Region annotation entries
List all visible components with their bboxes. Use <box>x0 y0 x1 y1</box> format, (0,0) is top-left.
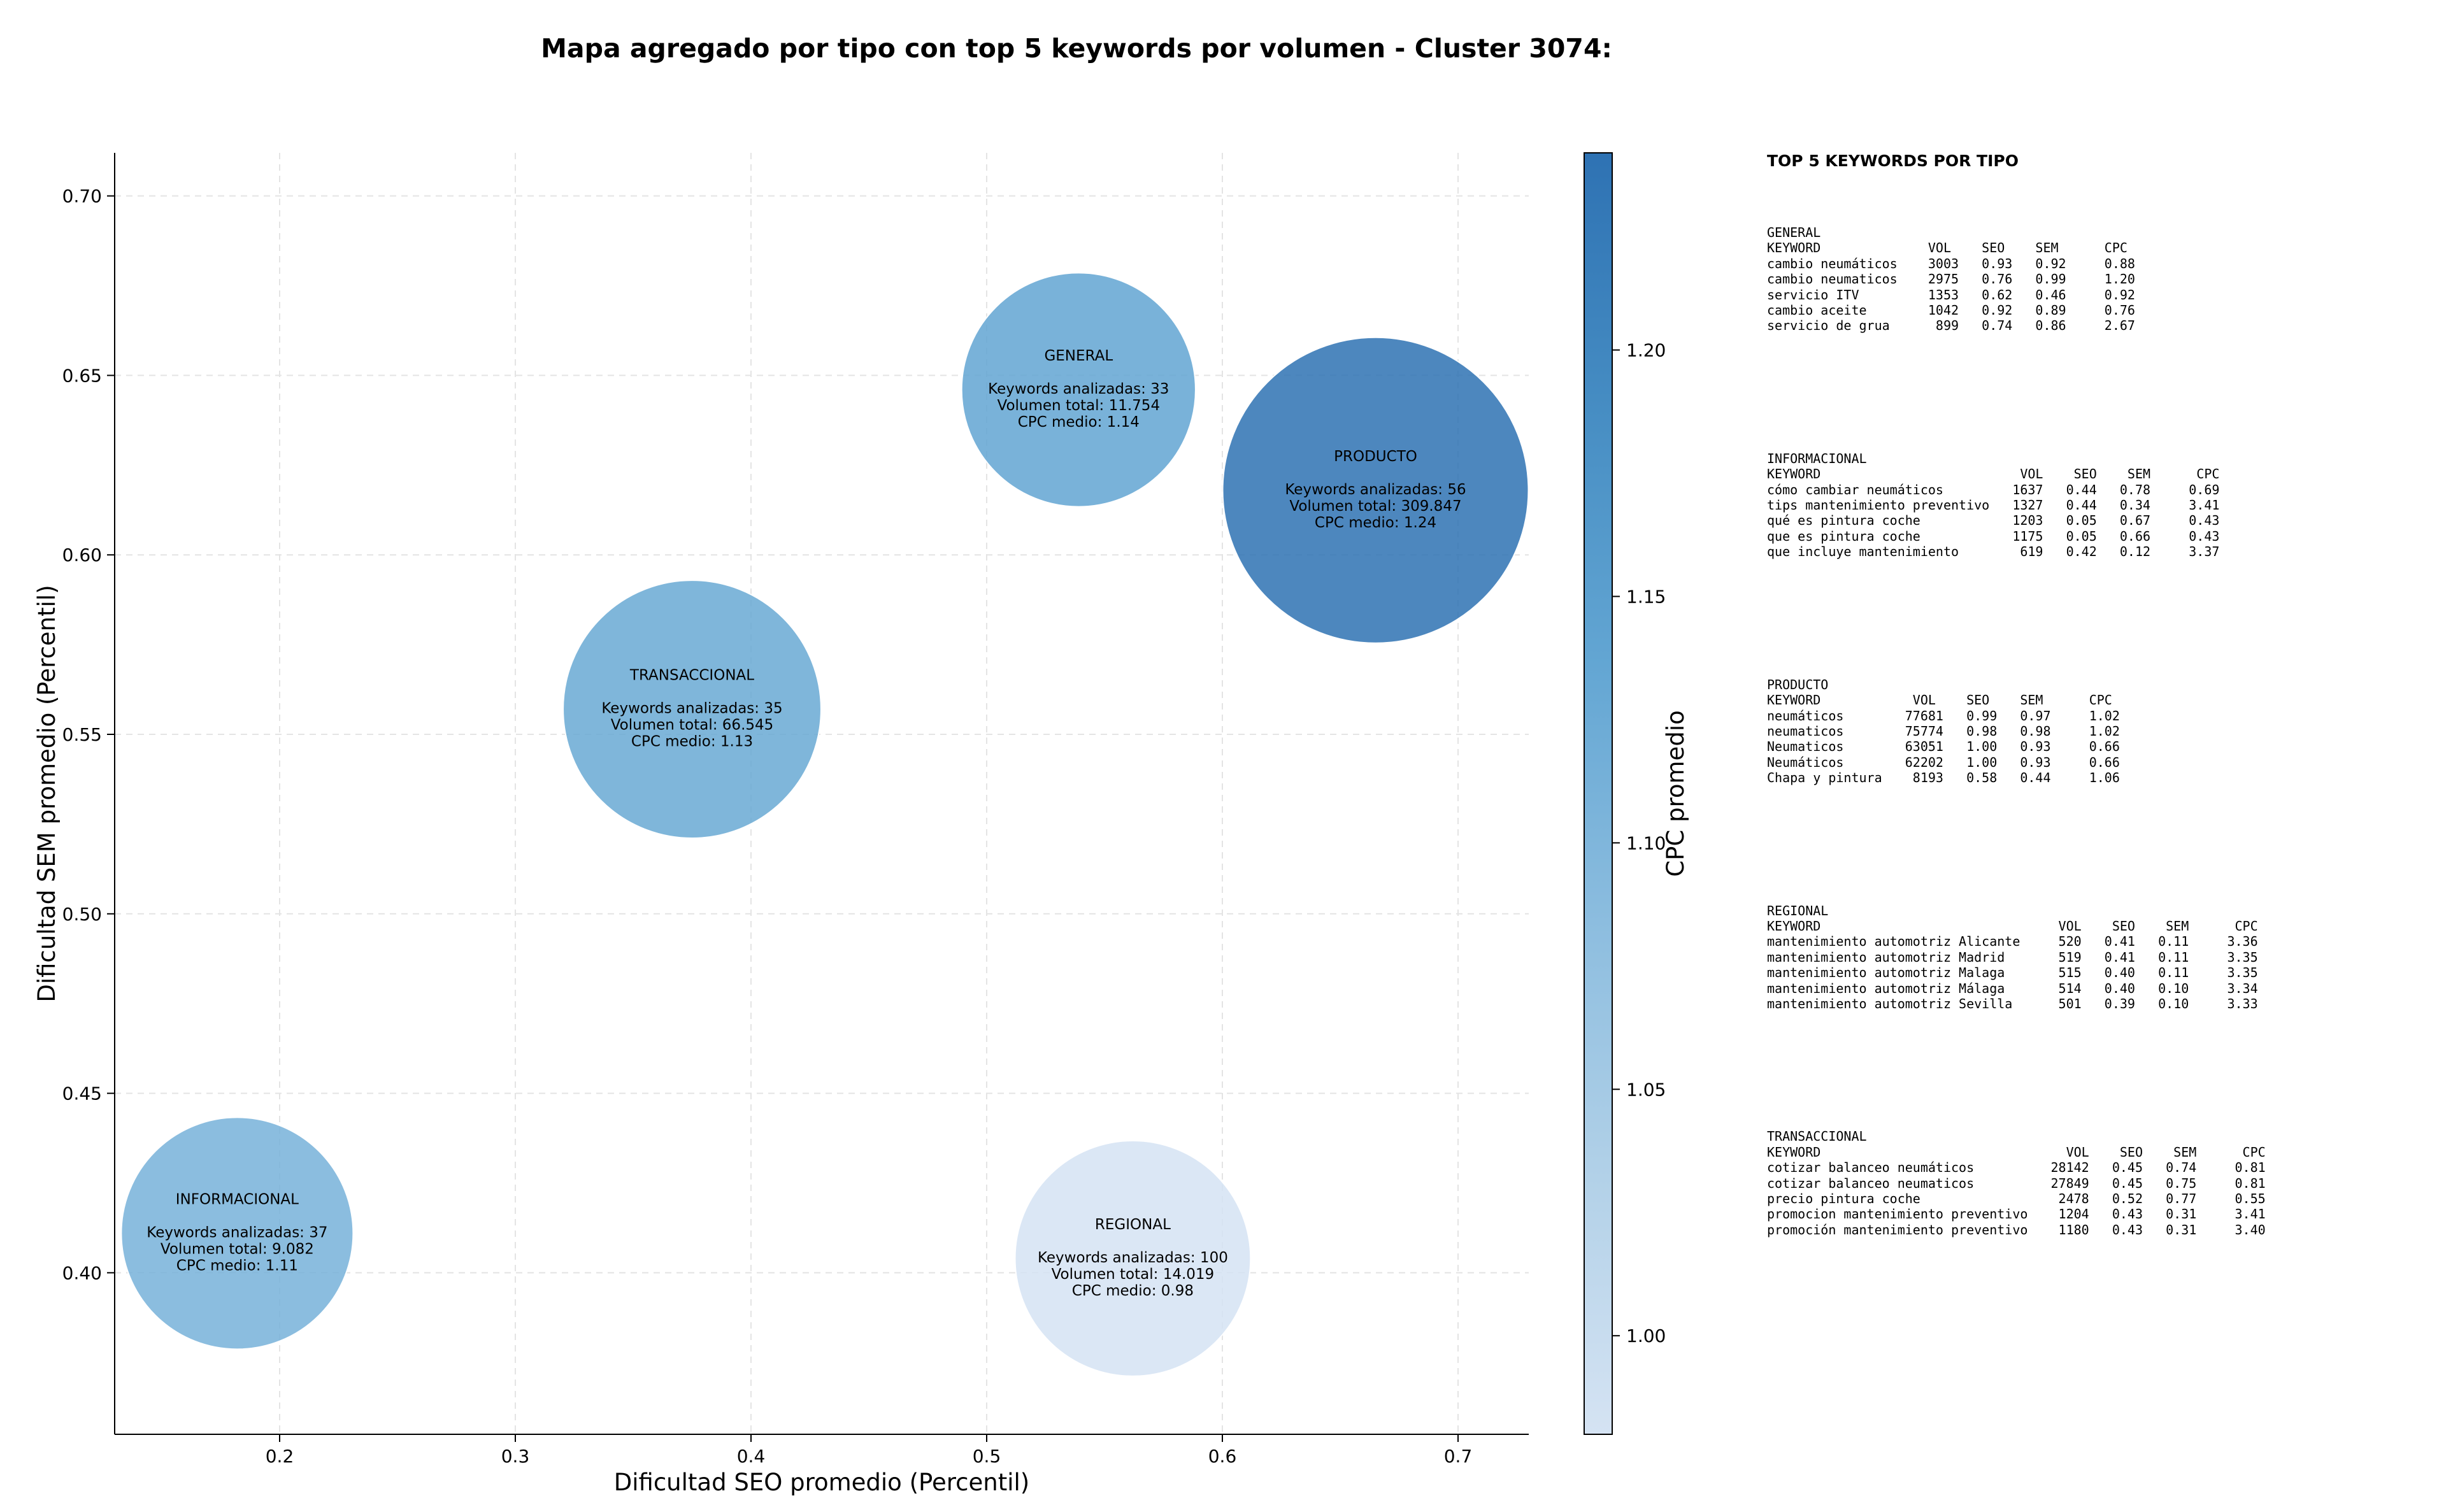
bubble-circle <box>562 580 822 839</box>
bubble-stat: Volumen total: 309.847 <box>1289 498 1461 515</box>
axes: 0.2 0.3 0.4 0.5 0.6 0.7 0.40 0.45 0.50 0.55 0.60 0.… <box>33 153 1529 1496</box>
x-tick-label: 0.2 <box>266 1446 294 1467</box>
bubble-stat: Keywords analizadas: 33 <box>988 381 1169 397</box>
y-tick-label: 0.65 <box>62 365 102 386</box>
bubble-stat: CPC medio: 1.24 <box>1315 515 1436 531</box>
bubble-label: PRODUCTO <box>1334 448 1417 465</box>
bubble-label: TRANSACCIONAL <box>629 667 754 684</box>
x-tick-label: 0.3 <box>501 1446 530 1467</box>
bubble-circle <box>1014 1139 1252 1377</box>
bubble-stat: Keywords analizadas: 100 <box>1038 1250 1228 1266</box>
bubble-label: INFORMACIONAL <box>176 1191 299 1208</box>
y-tick-label: 0.40 <box>62 1262 102 1283</box>
bubble-circle <box>1222 336 1529 644</box>
bubble-label: GENERAL <box>1044 348 1113 364</box>
bubble-circle <box>961 272 1196 508</box>
bubble-circle <box>120 1116 354 1350</box>
keywords-block-regional: REGIONAL KEYWORD VOL SEO SEM CPC manteni… <box>1767 902 2258 1011</box>
bubble-stat: CPC medio: 1.14 <box>1018 414 1140 431</box>
y-tick-label: 0.70 <box>62 186 102 207</box>
y-tick-label: 0.55 <box>62 724 102 745</box>
bubble-regional: REGIONAL Keywords analizadas: 100Volumen … <box>1014 1139 1252 1377</box>
x-tick-label: 0.5 <box>973 1446 1001 1467</box>
keywords-block-producto: PRODUCTO KEYWORD VOL SEO SEM CPC neumáti… <box>1767 676 2120 786</box>
keywords-block-transaccional: TRANSACCIONAL KEYWORD VOL SEO SEM CPC co… <box>1767 1129 2266 1237</box>
x-axis-label: Dificultad SEO promedio (Percentil) <box>614 1469 1029 1496</box>
bubble-stat: Keywords analizadas: 37 <box>147 1224 327 1241</box>
bubble-stat: Keywords analizadas: 35 <box>601 701 782 717</box>
x-tick-label: 0.7 <box>1444 1446 1473 1467</box>
keywords-blocks: GENERAL KEYWORD VOL SEO SEM CPC cambio n… <box>1767 225 2429 1237</box>
bubble-label: REGIONAL <box>1095 1216 1171 1233</box>
y-tick-label: 0.45 <box>62 1083 102 1104</box>
colorbar: 1.00 1.05 1.10 1.15 1.20 CPC promedio <box>1584 152 1689 1435</box>
colorbar-tick-label: 1.10 <box>1626 832 1666 853</box>
x-tick-label: 0.4 <box>737 1446 766 1467</box>
bubble-stat: Volumen total: 14.019 <box>1052 1266 1215 1283</box>
colorbar-tick-label: 1.20 <box>1626 340 1666 361</box>
colorbar-bar <box>1584 152 1613 1435</box>
y-tick-label: 0.60 <box>62 545 102 566</box>
keywords-panel-title: TOP 5 KEYWORDS POR TIPO <box>1767 152 2019 170</box>
bubble-stat: CPC medio: 0.98 <box>1072 1283 1194 1299</box>
bubble-stat: Volumen total: 9.082 <box>161 1241 314 1257</box>
colorbar-label: CPC promedio <box>1662 710 1689 876</box>
bubble-transaccional: TRANSACCIONAL Keywords analizadas: 35Volu… <box>562 580 822 839</box>
colorbar-tick-label: 1.00 <box>1626 1325 1666 1346</box>
bubble-stat: Volumen total: 11.754 <box>998 397 1161 414</box>
x-tick-label: 0.6 <box>1208 1446 1237 1467</box>
bubble-informacional: INFORMACIONAL Keywords analizadas: 37Volu… <box>120 1116 354 1350</box>
y-axis-label: Dificultad SEM promedio (Percentil) <box>33 585 61 1002</box>
bubble-stat: CPC medio: 1.13 <box>631 734 753 750</box>
colorbar-tick-label: 1.15 <box>1626 586 1666 607</box>
keywords-block-general: GENERAL KEYWORD VOL SEO SEM CPC cambio n… <box>1767 225 2135 334</box>
colorbar-tick-label: 1.05 <box>1626 1079 1666 1100</box>
keywords-block-informacional: INFORMACIONAL KEYWORD VOL SEO SEM CPC có… <box>1767 450 2220 560</box>
bubble-stat: CPC medio: 1.11 <box>176 1257 298 1274</box>
chart-title: Mapa agregado por tipo con top 5 keyword… <box>541 33 1612 64</box>
y-tick-label: 0.50 <box>62 904 102 925</box>
keywords-panel: TOP 5 KEYWORDS POR TIPO GENERAL KEYWORD … <box>1767 152 2429 1237</box>
bubble-stat: Keywords analizadas: 56 <box>1285 481 1466 498</box>
bubble-stat: Volumen total: 66.545 <box>611 717 774 734</box>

TASK OBJECTIVE: Quote every line of the entries above word for word, omitting the pictures.

COMPLETED EXERCISE:
List all visible components with their bboxes. Use <box>x0 y0 x1 y1</box> format, (0,0) is top-left.
bubble-circle <box>562 580 822 839</box>
bubble-stat: Volumen total: 309.847 <box>1289 498 1461 515</box>
axes: 0.2 0.3 0.4 0.5 0.6 0.7 0.40 0.45 0.50 0.55 0.60 0.… <box>33 153 1529 1496</box>
x-tick-label: 0.2 <box>266 1446 294 1467</box>
bubble-stat: Keywords analizadas: 33 <box>988 381 1169 397</box>
y-tick-label: 0.65 <box>62 365 102 386</box>
bubble-stat: CPC medio: 1.24 <box>1315 515 1436 531</box>
bubble-label: PRODUCTO <box>1334 448 1417 465</box>
bubble-label: TRANSACCIONAL <box>629 667 754 684</box>
x-tick-label: 0.3 <box>501 1446 530 1467</box>
bubble-circle <box>1014 1139 1252 1377</box>
bubble-stat: Keywords analizadas: 100 <box>1038 1250 1228 1266</box>
bubble-label: INFORMACIONAL <box>176 1191 299 1208</box>
y-tick-label: 0.40 <box>62 1262 102 1283</box>
bubble-circle <box>1222 336 1529 644</box>
bubble-label: GENERAL <box>1044 348 1113 364</box>
bubble-circle <box>961 272 1196 508</box>
bubble-circle <box>120 1116 354 1350</box>
keywords-block-regional: REGIONAL KEYWORD VOL SEO SEM CPC manteni… <box>1767 902 2258 1011</box>
bubble-stat: CPC medio: 1.14 <box>1018 414 1140 431</box>
y-tick-label: 0.70 <box>62 186 102 207</box>
y-tick-label: 0.55 <box>62 724 102 745</box>
bubble-regional: REGIONAL Keywords analizadas: 100Volumen … <box>1014 1139 1252 1377</box>
x-tick-label: 0.5 <box>973 1446 1001 1467</box>
keywords-block-producto: PRODUCTO KEYWORD VOL SEO SEM CPC neumáti… <box>1767 676 2120 786</box>
keywords-block-transaccional: TRANSACCIONAL KEYWORD VOL SEO SEM CPC co… <box>1767 1129 2266 1237</box>
x-axis-label: Dificultad SEO promedio (Percentil) <box>614 1469 1029 1496</box>
bubble-stat: Keywords analizadas: 37 <box>147 1224 327 1241</box>
bubble-stat: Keywords analizadas: 35 <box>601 701 782 717</box>
x-tick-label: 0.7 <box>1444 1446 1473 1467</box>
keywords-blocks: GENERAL KEYWORD VOL SEO SEM CPC cambio n… <box>1767 225 2429 1237</box>
bubble-label: REGIONAL <box>1095 1216 1171 1233</box>
y-tick-label: 0.45 <box>62 1083 102 1104</box>
colorbar: 1.00 1.05 1.10 1.15 1.20 CPC promedio <box>1584 152 1689 1435</box>
colorbar-tick-label: 1.10 <box>1626 832 1666 853</box>
x-tick-label: 0.4 <box>737 1446 766 1467</box>
bubble-stat: Volumen total: 14.019 <box>1052 1266 1215 1283</box>
colorbar-tick-label: 1.20 <box>1626 340 1666 361</box>
colorbar-bar <box>1584 152 1613 1435</box>
y-tick-label: 0.60 <box>62 545 102 566</box>
keywords-panel-title: TOP 5 KEYWORDS POR TIPO <box>1767 152 2019 170</box>
bubble-stat: CPC medio: 0.98 <box>1072 1283 1194 1299</box>
bubble-stat: Volumen total: 9.082 <box>161 1241 314 1257</box>
colorbar-label: CPC promedio <box>1662 710 1689 876</box>
bubble-transaccional: TRANSACCIONAL Keywords analizadas: 35Volu… <box>562 580 822 839</box>
colorbar-tick-label: 1.00 <box>1626 1325 1666 1346</box>
bubble-stat: Volumen total: 11.754 <box>998 397 1161 414</box>
x-tick-label: 0.6 <box>1208 1446 1237 1467</box>
bubble-informacional: INFORMACIONAL Keywords analizadas: 37Volu… <box>120 1116 354 1350</box>
y-axis-label: Dificultad SEM promedio (Percentil) <box>33 585 61 1002</box>
bubble-stat: CPC medio: 1.13 <box>631 734 753 750</box>
colorbar-tick-label: 1.15 <box>1626 586 1666 607</box>
keywords-block-general: GENERAL KEYWORD VOL SEO SEM CPC cambio n… <box>1767 225 2135 334</box>
colorbar-tick-label: 1.05 <box>1626 1079 1666 1100</box>
keywords-block-informacional: INFORMACIONAL KEYWORD VOL SEO SEM CPC có… <box>1767 450 2220 560</box>
bubble-stat: CPC medio: 1.11 <box>176 1257 298 1274</box>
chart-title: Mapa agregado por tipo con top 5 keyword… <box>541 33 1612 64</box>
y-tick-label: 0.50 <box>62 904 102 925</box>
keywords-panel: TOP 5 KEYWORDS POR TIPO GENERAL KEYWORD … <box>1767 152 2429 1237</box>
bubble-stat: Keywords analizadas: 56 <box>1285 481 1466 498</box>
bubble-stat: Volumen total: 66.545 <box>611 717 774 734</box>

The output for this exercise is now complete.